TASK REQUIREMENTS:
Report how many lines in the records below contain the word "slope". Give only the number.

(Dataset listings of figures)
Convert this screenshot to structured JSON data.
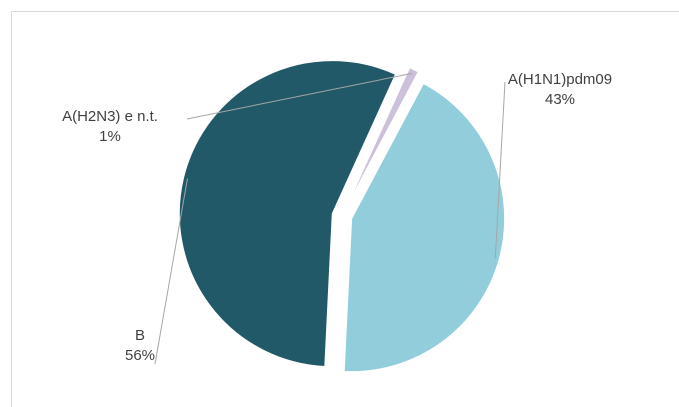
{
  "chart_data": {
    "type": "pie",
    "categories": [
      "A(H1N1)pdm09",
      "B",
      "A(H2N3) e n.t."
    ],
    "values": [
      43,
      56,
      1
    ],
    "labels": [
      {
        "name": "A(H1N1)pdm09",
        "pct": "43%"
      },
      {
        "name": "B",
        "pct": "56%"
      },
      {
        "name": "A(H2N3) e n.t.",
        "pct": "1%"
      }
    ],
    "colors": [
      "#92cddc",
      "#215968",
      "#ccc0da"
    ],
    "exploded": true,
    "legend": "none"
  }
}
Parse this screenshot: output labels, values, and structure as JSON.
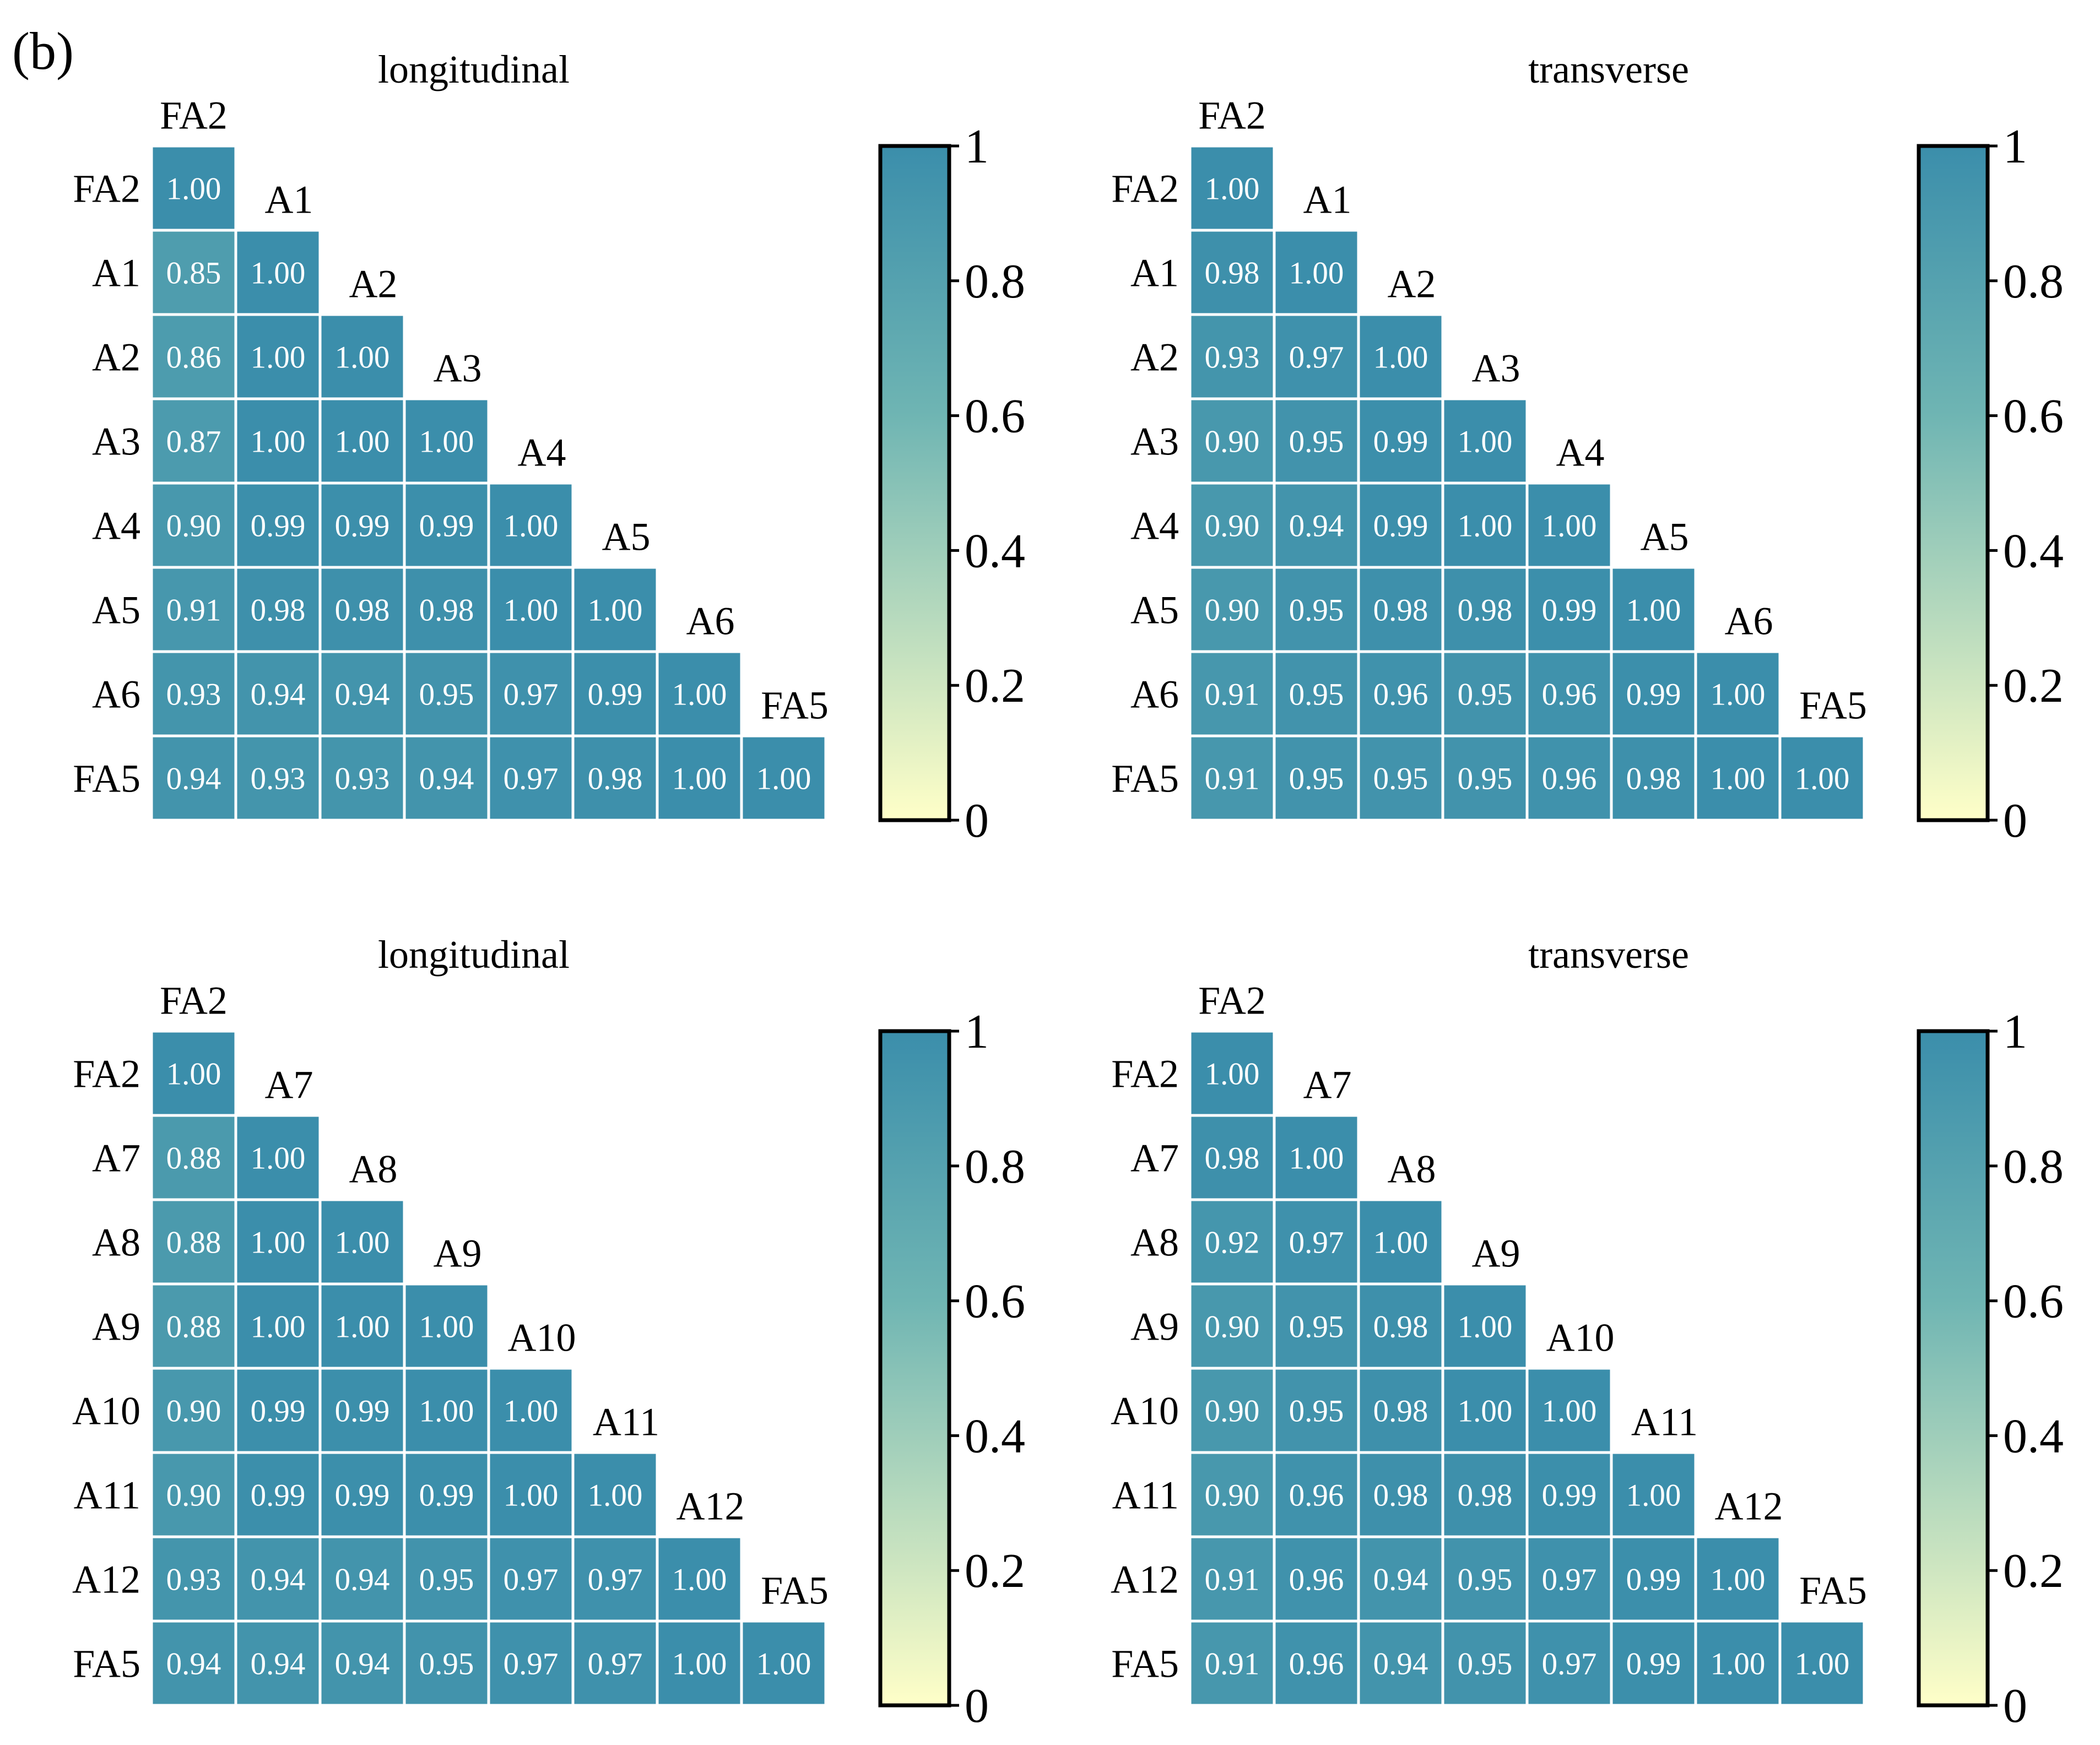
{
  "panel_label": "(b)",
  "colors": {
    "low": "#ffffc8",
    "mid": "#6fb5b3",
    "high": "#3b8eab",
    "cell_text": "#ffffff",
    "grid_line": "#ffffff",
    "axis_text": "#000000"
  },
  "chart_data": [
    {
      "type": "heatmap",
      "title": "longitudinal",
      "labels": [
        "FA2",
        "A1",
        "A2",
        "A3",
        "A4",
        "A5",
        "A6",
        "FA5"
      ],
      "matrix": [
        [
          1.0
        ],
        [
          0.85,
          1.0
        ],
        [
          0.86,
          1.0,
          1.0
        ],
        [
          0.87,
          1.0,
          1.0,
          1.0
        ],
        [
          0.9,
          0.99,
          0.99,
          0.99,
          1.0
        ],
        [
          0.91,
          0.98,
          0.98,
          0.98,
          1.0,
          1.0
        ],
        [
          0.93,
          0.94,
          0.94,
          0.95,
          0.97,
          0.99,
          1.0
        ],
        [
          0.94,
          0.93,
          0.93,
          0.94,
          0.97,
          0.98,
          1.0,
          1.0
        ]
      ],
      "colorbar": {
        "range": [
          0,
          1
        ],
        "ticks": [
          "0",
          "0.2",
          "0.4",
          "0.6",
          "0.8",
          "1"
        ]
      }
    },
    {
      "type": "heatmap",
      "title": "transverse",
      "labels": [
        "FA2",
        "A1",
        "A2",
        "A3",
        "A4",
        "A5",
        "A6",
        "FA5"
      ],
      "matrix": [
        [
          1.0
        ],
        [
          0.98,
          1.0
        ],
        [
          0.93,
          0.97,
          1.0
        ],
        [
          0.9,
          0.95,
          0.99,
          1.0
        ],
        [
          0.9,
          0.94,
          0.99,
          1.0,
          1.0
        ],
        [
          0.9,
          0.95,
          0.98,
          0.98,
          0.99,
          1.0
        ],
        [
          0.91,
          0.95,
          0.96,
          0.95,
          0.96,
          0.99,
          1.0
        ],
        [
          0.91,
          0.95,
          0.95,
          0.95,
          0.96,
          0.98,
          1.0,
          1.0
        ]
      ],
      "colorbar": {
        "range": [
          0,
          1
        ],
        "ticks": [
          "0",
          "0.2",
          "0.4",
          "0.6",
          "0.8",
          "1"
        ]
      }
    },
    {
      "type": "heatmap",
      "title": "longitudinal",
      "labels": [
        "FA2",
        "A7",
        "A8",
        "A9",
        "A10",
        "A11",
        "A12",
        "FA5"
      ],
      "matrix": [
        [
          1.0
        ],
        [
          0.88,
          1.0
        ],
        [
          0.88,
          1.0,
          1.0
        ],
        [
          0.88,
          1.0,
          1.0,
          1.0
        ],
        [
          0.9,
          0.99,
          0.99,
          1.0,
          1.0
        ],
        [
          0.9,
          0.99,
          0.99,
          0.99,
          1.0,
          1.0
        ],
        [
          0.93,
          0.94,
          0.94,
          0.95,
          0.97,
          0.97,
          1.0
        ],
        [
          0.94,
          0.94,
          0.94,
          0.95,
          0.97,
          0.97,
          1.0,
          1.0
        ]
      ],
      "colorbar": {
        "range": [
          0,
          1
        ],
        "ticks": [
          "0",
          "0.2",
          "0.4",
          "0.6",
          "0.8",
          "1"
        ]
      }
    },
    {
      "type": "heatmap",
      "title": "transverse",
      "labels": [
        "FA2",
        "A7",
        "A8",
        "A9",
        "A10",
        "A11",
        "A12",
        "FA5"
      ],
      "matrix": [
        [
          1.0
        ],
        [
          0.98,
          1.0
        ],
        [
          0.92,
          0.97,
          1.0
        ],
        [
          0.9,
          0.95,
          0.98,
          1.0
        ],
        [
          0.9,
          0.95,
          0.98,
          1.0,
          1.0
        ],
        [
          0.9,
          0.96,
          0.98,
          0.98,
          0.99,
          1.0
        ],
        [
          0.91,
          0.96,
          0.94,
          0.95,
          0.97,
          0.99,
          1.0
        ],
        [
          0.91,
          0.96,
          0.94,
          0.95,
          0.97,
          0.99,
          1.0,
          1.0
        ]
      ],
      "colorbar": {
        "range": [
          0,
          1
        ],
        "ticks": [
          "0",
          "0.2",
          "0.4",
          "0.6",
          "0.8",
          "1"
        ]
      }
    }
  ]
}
---
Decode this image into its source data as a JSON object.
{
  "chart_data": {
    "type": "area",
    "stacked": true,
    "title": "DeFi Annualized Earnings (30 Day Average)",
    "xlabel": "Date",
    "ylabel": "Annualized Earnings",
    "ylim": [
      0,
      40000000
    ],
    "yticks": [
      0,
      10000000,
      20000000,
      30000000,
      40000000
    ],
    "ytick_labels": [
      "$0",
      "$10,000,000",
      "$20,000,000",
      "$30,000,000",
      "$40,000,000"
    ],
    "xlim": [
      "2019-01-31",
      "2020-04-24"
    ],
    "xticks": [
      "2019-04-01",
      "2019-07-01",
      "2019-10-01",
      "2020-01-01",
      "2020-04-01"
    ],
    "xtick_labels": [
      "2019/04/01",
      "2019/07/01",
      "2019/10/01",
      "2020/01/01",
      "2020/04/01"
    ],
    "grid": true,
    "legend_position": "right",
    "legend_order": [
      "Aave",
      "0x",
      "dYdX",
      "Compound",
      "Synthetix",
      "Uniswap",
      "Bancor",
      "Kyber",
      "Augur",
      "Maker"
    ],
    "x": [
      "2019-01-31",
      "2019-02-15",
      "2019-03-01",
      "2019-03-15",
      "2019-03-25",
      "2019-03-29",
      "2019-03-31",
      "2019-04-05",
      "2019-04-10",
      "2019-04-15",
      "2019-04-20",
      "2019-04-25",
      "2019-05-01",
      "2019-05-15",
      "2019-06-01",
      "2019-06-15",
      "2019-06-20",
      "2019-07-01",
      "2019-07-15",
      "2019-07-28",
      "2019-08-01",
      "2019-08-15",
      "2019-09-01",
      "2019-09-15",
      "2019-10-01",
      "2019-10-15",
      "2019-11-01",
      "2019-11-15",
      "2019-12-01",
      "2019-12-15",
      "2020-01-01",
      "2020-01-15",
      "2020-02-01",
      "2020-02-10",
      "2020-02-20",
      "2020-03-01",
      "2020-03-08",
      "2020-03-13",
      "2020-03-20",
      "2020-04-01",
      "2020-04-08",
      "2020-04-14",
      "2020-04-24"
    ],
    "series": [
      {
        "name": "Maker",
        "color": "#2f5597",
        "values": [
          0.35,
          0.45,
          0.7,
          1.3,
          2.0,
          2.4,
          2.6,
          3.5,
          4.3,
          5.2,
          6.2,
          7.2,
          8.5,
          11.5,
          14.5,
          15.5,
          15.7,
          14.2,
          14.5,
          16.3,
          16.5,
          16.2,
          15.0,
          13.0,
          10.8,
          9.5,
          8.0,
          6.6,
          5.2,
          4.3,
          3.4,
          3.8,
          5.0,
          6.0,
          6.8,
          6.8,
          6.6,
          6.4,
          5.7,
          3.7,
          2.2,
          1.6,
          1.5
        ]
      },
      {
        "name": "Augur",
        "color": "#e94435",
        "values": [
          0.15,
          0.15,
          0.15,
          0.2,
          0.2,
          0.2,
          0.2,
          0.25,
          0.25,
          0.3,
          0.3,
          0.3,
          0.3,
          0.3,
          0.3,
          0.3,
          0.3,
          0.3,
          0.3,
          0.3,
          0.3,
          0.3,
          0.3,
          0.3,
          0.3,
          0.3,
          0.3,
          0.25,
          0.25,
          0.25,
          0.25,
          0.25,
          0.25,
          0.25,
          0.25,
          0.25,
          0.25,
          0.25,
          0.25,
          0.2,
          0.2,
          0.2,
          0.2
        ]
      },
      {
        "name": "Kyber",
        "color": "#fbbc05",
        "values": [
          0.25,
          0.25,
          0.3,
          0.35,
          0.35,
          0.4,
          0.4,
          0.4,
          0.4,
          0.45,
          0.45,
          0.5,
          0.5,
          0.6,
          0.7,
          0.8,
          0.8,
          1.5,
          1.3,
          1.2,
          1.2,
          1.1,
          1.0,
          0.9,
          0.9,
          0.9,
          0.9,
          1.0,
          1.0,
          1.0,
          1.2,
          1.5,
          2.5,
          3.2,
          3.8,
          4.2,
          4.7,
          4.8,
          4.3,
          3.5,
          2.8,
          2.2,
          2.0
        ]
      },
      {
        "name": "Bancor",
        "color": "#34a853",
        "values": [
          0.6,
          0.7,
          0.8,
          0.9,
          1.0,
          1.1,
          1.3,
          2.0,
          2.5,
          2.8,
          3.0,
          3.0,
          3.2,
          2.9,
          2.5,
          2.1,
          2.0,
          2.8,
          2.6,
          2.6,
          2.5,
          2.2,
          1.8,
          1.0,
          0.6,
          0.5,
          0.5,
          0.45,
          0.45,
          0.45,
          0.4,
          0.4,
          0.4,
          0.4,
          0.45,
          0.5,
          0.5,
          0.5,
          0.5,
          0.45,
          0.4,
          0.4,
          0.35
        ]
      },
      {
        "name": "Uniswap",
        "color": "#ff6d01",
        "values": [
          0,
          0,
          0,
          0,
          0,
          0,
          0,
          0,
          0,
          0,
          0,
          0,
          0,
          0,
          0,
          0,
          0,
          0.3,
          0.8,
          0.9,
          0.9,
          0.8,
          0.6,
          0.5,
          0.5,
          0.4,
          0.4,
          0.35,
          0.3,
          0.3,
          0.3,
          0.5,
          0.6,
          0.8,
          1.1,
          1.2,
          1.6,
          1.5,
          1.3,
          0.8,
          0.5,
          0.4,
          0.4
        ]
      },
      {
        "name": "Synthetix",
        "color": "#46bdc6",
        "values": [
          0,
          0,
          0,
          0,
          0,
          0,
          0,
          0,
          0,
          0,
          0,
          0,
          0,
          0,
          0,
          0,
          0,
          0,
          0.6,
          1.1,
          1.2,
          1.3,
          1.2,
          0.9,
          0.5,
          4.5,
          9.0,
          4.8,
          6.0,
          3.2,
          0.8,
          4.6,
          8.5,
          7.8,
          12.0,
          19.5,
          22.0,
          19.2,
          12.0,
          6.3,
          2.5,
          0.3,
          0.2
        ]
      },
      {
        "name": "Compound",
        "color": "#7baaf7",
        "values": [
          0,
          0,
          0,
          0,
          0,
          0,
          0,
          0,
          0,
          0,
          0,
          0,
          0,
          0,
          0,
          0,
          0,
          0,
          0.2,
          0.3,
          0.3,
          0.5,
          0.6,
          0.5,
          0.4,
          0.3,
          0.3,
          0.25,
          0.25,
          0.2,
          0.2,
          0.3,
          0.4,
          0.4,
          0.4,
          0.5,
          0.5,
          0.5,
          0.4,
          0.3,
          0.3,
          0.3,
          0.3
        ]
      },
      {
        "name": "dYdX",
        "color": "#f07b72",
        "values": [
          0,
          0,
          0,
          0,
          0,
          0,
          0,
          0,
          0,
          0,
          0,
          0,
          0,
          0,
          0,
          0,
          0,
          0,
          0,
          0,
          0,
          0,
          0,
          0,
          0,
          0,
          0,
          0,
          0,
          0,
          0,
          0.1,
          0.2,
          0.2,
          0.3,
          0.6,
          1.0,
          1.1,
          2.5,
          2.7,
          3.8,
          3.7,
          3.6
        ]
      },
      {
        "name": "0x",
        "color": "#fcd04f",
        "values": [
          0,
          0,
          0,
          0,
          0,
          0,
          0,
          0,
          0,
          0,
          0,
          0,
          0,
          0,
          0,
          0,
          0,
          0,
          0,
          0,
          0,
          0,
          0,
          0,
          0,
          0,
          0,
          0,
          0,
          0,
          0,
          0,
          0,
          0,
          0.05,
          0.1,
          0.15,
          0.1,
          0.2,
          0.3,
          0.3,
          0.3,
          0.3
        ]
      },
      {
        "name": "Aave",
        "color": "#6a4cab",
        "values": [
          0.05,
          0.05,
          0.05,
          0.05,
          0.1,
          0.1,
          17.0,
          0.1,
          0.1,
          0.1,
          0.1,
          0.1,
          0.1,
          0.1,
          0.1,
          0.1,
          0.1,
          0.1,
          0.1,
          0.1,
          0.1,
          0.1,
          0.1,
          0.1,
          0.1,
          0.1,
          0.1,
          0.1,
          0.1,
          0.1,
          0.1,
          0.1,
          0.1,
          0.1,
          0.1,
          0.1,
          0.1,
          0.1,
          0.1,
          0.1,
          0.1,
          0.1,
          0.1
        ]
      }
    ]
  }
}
---
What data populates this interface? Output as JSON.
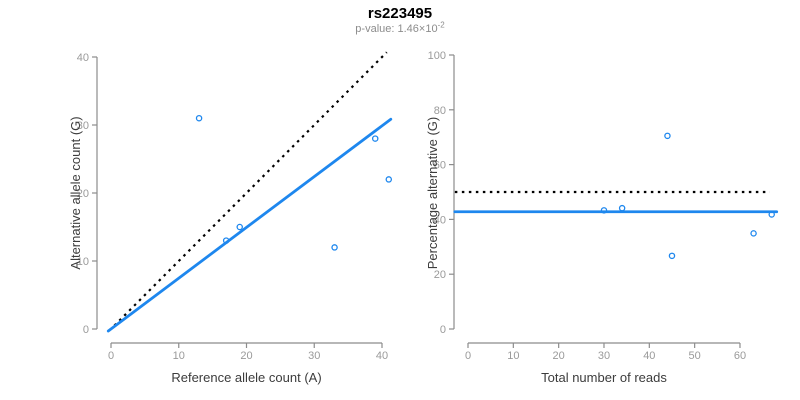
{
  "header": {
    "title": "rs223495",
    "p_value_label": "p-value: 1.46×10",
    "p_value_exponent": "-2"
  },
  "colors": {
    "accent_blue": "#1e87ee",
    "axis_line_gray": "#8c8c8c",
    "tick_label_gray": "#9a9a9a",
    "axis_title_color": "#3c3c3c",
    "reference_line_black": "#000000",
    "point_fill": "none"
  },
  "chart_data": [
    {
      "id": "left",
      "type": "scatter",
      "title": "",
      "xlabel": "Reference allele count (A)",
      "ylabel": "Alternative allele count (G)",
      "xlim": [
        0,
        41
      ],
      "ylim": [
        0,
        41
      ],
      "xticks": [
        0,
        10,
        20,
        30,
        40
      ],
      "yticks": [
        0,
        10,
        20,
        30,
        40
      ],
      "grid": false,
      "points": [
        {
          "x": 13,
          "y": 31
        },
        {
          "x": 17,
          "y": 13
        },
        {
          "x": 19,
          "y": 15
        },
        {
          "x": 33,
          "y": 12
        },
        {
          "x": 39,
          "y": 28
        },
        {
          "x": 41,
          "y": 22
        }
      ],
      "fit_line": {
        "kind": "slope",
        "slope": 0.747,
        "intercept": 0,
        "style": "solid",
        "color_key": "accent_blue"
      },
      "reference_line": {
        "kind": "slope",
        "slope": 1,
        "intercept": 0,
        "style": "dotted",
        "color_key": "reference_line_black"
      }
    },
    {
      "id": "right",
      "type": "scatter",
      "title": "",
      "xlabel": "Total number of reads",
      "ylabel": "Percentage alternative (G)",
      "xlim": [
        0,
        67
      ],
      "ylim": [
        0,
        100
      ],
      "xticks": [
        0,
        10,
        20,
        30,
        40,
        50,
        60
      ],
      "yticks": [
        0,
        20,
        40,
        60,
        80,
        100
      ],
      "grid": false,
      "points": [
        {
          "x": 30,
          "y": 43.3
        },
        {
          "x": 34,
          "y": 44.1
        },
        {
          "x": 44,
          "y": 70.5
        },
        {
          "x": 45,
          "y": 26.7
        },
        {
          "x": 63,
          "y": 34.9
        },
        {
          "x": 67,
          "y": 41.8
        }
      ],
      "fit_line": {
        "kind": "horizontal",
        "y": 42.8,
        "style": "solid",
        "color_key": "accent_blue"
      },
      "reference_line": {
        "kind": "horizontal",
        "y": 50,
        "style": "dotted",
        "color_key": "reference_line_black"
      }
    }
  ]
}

RESULT BELOW:
4